▶ _Required task_
The records below are to be repeated in full, exactly as they are.

▶ _Data supplied_
>>>

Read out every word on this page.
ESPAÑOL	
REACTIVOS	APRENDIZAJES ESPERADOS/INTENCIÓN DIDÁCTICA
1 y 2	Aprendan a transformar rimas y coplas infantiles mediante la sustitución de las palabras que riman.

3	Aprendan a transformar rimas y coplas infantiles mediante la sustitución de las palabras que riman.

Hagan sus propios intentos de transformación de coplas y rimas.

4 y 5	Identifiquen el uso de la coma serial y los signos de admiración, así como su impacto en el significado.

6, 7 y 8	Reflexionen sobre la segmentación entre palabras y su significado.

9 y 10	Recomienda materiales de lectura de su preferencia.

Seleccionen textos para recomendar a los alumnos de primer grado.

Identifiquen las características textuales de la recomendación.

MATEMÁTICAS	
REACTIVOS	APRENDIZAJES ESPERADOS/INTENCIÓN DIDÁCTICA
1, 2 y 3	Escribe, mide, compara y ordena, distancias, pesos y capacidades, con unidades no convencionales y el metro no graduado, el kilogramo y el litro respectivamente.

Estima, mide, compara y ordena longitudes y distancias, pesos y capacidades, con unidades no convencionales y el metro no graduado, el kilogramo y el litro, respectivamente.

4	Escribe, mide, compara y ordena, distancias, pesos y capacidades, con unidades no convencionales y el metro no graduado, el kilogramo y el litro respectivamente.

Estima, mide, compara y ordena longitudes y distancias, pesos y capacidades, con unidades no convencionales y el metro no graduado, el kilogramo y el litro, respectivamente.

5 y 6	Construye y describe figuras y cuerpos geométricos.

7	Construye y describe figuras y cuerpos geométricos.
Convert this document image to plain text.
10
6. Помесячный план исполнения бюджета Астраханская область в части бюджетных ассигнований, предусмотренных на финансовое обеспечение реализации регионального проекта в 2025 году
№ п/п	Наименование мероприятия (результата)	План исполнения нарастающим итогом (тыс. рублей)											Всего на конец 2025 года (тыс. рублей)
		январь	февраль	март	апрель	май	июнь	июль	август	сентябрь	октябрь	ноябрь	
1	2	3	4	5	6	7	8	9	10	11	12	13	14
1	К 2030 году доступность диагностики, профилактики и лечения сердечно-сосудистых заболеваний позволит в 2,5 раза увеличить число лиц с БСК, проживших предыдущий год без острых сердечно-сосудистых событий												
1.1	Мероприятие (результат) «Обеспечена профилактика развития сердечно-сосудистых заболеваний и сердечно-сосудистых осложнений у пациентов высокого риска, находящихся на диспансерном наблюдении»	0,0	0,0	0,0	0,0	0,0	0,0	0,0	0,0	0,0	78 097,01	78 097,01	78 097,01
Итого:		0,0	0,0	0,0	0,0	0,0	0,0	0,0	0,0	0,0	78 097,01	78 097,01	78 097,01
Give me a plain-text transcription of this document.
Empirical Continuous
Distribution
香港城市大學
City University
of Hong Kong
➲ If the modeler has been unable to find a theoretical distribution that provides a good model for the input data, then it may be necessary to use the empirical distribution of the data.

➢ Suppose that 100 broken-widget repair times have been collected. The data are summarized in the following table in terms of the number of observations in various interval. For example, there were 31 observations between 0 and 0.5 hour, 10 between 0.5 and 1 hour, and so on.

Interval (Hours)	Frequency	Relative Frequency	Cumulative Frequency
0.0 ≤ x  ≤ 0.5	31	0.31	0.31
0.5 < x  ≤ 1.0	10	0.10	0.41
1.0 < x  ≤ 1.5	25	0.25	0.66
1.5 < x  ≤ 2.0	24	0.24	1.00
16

<<<

▶ _Finished task_
Read out every word on this page.
ESPAÑOL	
REACTIVOS	APRENDIZAJES ESPERADOS/INTENCIÓN DIDÁCTICA
1 y 2	Aprendan a transformar rimas y coplas infantiles mediante la sustitución de las palabras que riman.

3	Aprendan a transformar rimas y coplas infantiles mediante la sustitución de las palabras que riman.

Hagan sus propios intentos de transformación de coplas y rimas.

4 y 5	Identifiquen el uso de la coma serial y los signos de admiración, así como su impacto en el significado.

6, 7 y 8	Reflexionen sobre la segmentación entre palabras y su significado.

9 y 10	Recomienda materiales de lectura de su preferencia.

Seleccionen textos para recomendar a los alumnos de primer grado.

Identifiquen las características textuales de la recomendación.

MATEMÁTICAS	
REACTIVOS	APRENDIZAJES ESPERADOS/INTENCIÓN DIDÁCTICA
1, 2 y 3	Escribe, mide, compara y ordena, distancias, pesos y capacidades, con unidades no convencionales y el metro no graduado, el kilogramo y el litro respectivamente.

Estima, mide, compara y ordena longitudes y distancias, pesos y capacidades, con unidades no convencionales y el metro no graduado, el kilogramo y el litro, respectivamente.

4	Escribe, mide, compara y ordena, distancias, pesos y capacidades, con unidades no convencionales y el metro no graduado, el kilogramo y el litro respectivamente.

Estima, mide, compara y ordena longitudes y distancias, pesos y capacidades, con unidades no convencionales y el metro no graduado, el kilogramo y el litro, respectivamente.

5 y 6	Construye y describe figuras y cuerpos geométricos.

7	Construye y describe figuras y cuerpos geométricos.
Convert this document image to plain text.
10
6. Помесячный план исполнения бюджета Астраханская область в части бюджетных ассигнований, предусмотренных на финансовое обеспечение реализации регионального проекта в 2025 году
№ п/п	Наименование мероприятия (результата)	План исполнения нарастающим итогом (тыс. рублей)											Всего на конец 2025 года (тыс. рублей)
		январь	февраль	март	апрель	май	июнь	июль	август	сентябрь	октябрь	ноябрь	
1	2	3	4	5	6	7	8	9	10	11	12	13	14
1	К 2030 году доступность диагностики, профилактики и лечения сердечно-сосудистых заболеваний позволит в 2,5 раза увеличить число лиц с БСК, проживших предыдущий год без острых сердечно-сосудистых событий												
1.1	Мероприятие (результат) «Обеспечена профилактика развития сердечно-сосудистых заболеваний и сердечно-сосудистых осложнений у пациентов высокого риска, находящихся на диспансерном наблюдении»	0,0	0,0	0,0	0,0	0,0	0,0	0,0	0,0	0,0	78 097,01	78 097,01	78 097,01
Итого:		0,0	0,0	0,0	0,0	0,0	0,0	0,0	0,0	0,0	78 097,01	78 097,01	78 097,01
Give me a plain-text transcription of this document.
Empirical Continuous
Distribution
香港城市大學
City University
of Hong Kong
➲ If the modeler has been unable to find a theoretical distribution that provides a good model for the input data, then it may be necessary to use the empirical distribution of the data.

➢ Suppose that 100 broken-widget repair times have been collected. The data are summarized in the following table in terms of the number of observations in various interval. For example, there were 31 observations between 0 and 0.5 hour, 10 between 0.5 and 1 hour, and so on.

Interval (Hours)	Frequency	Relative Frequency	Cumulative Frequency
0.0 ≤ x  ≤ 0.5	31	0.31	0.31
0.5 < x  ≤ 1.0	10	0.10	0.41
1.0 < x  ≤ 1.5	25	0.25	0.66
1.5 < x  ≤ 2.0	24	0.24	1.00
16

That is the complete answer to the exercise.